- _DATA SUPPLIED_

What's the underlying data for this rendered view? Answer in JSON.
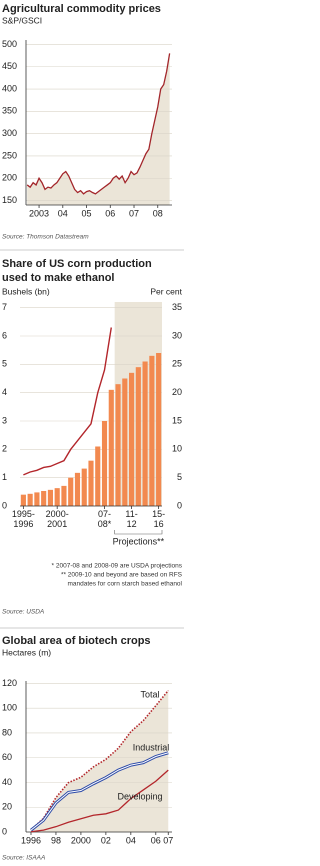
{
  "chart_data": [
    {
      "type": "line",
      "title": "Agricultural commodity prices",
      "subtitle": "S&P/GSCI",
      "x": [
        2002.5,
        2002.625,
        2002.75,
        2002.875,
        2003,
        2003.125,
        2003.25,
        2003.375,
        2003.5,
        2003.625,
        2003.75,
        2003.875,
        2004,
        2004.125,
        2004.25,
        2004.375,
        2004.5,
        2004.625,
        2004.75,
        2004.875,
        2005,
        2005.125,
        2005.25,
        2005.375,
        2005.5,
        2005.625,
        2005.75,
        2005.875,
        2006,
        2006.125,
        2006.25,
        2006.375,
        2006.5,
        2006.625,
        2006.75,
        2006.875,
        2007,
        2007.125,
        2007.25,
        2007.375,
        2007.5,
        2007.625,
        2007.75,
        2007.875,
        2008,
        2008.125,
        2008.25,
        2008.375,
        2008.5
      ],
      "series": [
        {
          "color": "#a3262b",
          "fill": "#ebe5d8",
          "values": [
            185,
            180,
            190,
            185,
            200,
            190,
            175,
            180,
            178,
            185,
            190,
            200,
            210,
            215,
            205,
            190,
            175,
            168,
            172,
            165,
            170,
            172,
            168,
            165,
            170,
            175,
            180,
            185,
            190,
            200,
            205,
            198,
            205,
            190,
            200,
            215,
            208,
            212,
            225,
            240,
            255,
            265,
            300,
            330,
            360,
            400,
            410,
            440,
            480
          ]
        }
      ],
      "xlim": [
        2002.45,
        2008.6
      ],
      "xticks": [
        {
          "value": 2003,
          "label": "2003"
        },
        {
          "value": 2004,
          "label": "04"
        },
        {
          "value": 2005,
          "label": "05"
        },
        {
          "value": 2006,
          "label": "06"
        },
        {
          "value": 2007,
          "label": "07"
        },
        {
          "value": 2008,
          "label": "08"
        }
      ],
      "ylim": [
        140,
        510
      ],
      "yticks": [
        150,
        200,
        250,
        300,
        350,
        400,
        450,
        500
      ],
      "grid": true,
      "source": "Source: Thomson Datastream"
    },
    {
      "type": "bar",
      "title": [
        "Share of US corn production",
        "used to make ethanol"
      ],
      "ylabel": "Bushels (bn)",
      "y2label": "Per cent",
      "categories": [
        "1995-1996",
        null,
        null,
        null,
        null,
        "2000-2001",
        null,
        null,
        null,
        null,
        null,
        null,
        "07-08*",
        null,
        null,
        null,
        "11-12",
        null,
        null,
        null,
        "15-16"
      ],
      "series": [
        {
          "color": "#f2894f",
          "values": [
            0.4,
            0.43,
            0.48,
            0.53,
            0.57,
            0.63,
            0.71,
            1.0,
            1.17,
            1.32,
            1.6,
            2.1,
            3.0,
            4.1,
            4.3,
            4.5,
            4.7,
            4.9,
            5.1,
            5.3,
            5.4
          ]
        },
        {
          "type": "line",
          "axis": "y2",
          "color": "#b3262b",
          "values": [
            5.5,
            6,
            6.3,
            6.8,
            7,
            7.5,
            8,
            10,
            11.5,
            13,
            14.5,
            20,
            24,
            31.5,
            null,
            null,
            null,
            null,
            null,
            null,
            null
          ]
        }
      ],
      "ylim": [
        0,
        7.2
      ],
      "yticks": [
        0,
        1,
        2,
        3,
        4,
        5,
        6,
        7
      ],
      "y2lim": [
        0,
        36
      ],
      "y2ticks": [
        0,
        5,
        10,
        15,
        20,
        25,
        30,
        35
      ],
      "grid": true,
      "projections_label": "Projections**",
      "notes": [
        "* 2007-08 and 2008-09 are USDA projections",
        "** 2009-10 and beyond are based on RFS",
        "mandates for corn starch based ethanol"
      ],
      "source": "Source: USDA"
    },
    {
      "type": "line",
      "title": "Global area of biotech crops",
      "subtitle": "Hectares (m)",
      "x": [
        1996,
        1997,
        1998,
        1999,
        2000,
        2001,
        2002,
        2003,
        2004,
        2005,
        2006,
        2007
      ],
      "series": [
        {
          "name": "Total",
          "color": "#b3262b",
          "dash": true,
          "fill": "#ebe5d8",
          "values": [
            1.7,
            11,
            27.8,
            39.9,
            44.2,
            52.6,
            58.7,
            67.7,
            81,
            90,
            102,
            114.3
          ]
        },
        {
          "name": "Industrial",
          "color": "#2c4aa8",
          "double": true,
          "values": [
            1.5,
            9.5,
            23.5,
            32,
            33.5,
            39,
            44,
            50,
            54,
            56,
            61,
            64
          ]
        },
        {
          "name": "Developing",
          "color": "#b3262b",
          "values": [
            0.2,
            1.5,
            4.3,
            7.9,
            10.7,
            13.5,
            14.7,
            17.7,
            27,
            34,
            41,
            50
          ]
        }
      ],
      "xlim": [
        1995.6,
        2007.3
      ],
      "xticks": [
        1996,
        {
          "value": 1998,
          "label": "98"
        },
        2000,
        {
          "value": 2002,
          "label": "02"
        },
        {
          "value": 2004,
          "label": "04"
        },
        {
          "value": 2006,
          "label": "06"
        },
        {
          "value": 2007,
          "label": "07"
        }
      ],
      "ylim": [
        0,
        122
      ],
      "yticks": [
        0,
        20,
        40,
        60,
        80,
        100,
        120
      ],
      "grid": true,
      "source": "Source: ISAAA"
    }
  ]
}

- _THE EXERCISE_
Copy, from the material, each line that holds the string "subtitle".

- _SOLUTION FOR THIS TASK_
      "subtitle": "S&P/GSCI",
      "subtitle": "Hectares (m)",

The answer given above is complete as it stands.